### Written instruction:
Count how many lines in this material contain "shares". The answer is that number alone.

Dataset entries

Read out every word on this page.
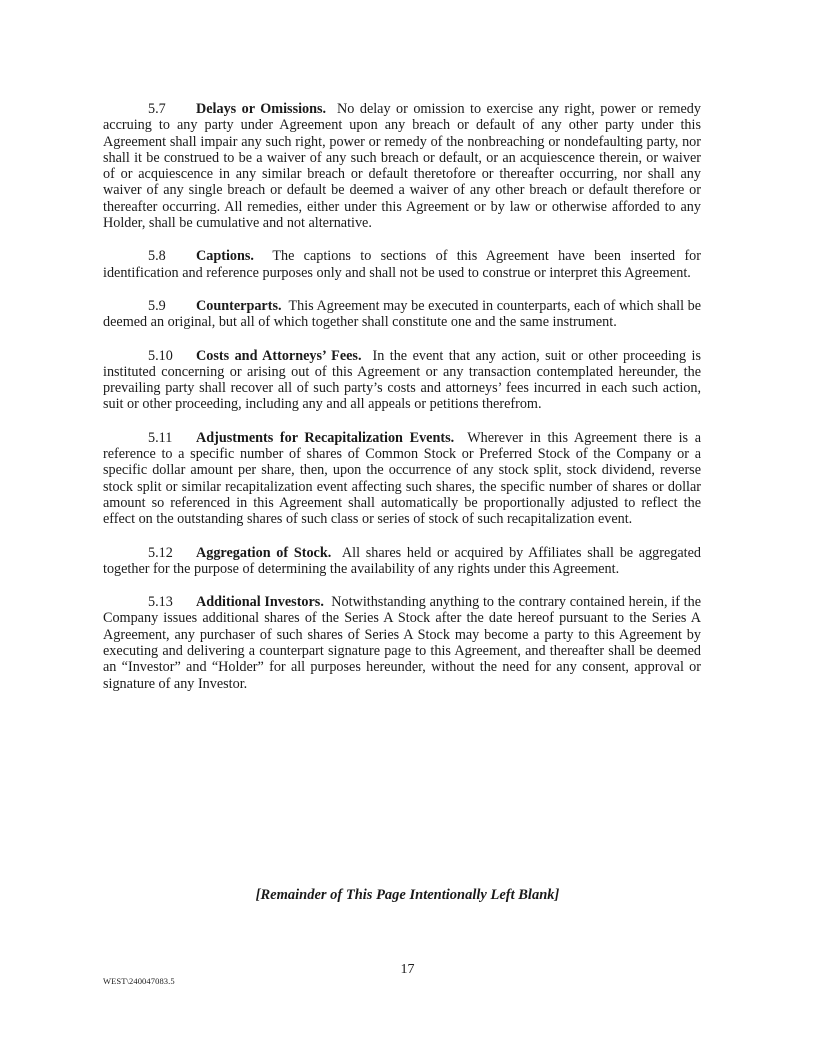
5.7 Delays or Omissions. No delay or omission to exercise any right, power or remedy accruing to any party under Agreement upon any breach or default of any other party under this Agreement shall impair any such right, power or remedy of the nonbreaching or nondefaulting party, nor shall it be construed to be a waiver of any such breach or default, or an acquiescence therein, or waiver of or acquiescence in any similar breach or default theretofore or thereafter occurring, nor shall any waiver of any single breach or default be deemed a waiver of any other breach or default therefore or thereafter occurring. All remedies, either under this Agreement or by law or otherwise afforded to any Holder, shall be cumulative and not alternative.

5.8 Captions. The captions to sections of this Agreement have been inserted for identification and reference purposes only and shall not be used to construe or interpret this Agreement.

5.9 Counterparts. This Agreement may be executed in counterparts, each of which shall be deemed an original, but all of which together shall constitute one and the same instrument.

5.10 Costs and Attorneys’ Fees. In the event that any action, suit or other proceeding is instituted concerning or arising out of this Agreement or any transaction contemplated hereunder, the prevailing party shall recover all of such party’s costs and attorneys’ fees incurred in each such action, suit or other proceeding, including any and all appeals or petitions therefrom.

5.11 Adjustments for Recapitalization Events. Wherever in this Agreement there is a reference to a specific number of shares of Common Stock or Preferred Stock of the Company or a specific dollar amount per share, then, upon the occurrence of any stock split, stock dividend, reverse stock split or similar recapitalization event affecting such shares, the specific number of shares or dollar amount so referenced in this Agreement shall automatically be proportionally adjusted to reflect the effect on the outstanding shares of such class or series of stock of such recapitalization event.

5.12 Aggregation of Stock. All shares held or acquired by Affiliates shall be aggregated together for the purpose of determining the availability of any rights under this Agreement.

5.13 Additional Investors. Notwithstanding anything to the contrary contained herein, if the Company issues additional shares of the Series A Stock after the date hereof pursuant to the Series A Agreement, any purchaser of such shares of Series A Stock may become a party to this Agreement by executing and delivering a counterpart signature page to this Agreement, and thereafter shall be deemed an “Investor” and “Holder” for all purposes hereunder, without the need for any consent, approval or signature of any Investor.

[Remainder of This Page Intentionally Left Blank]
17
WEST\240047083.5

### Output for this exercise:
3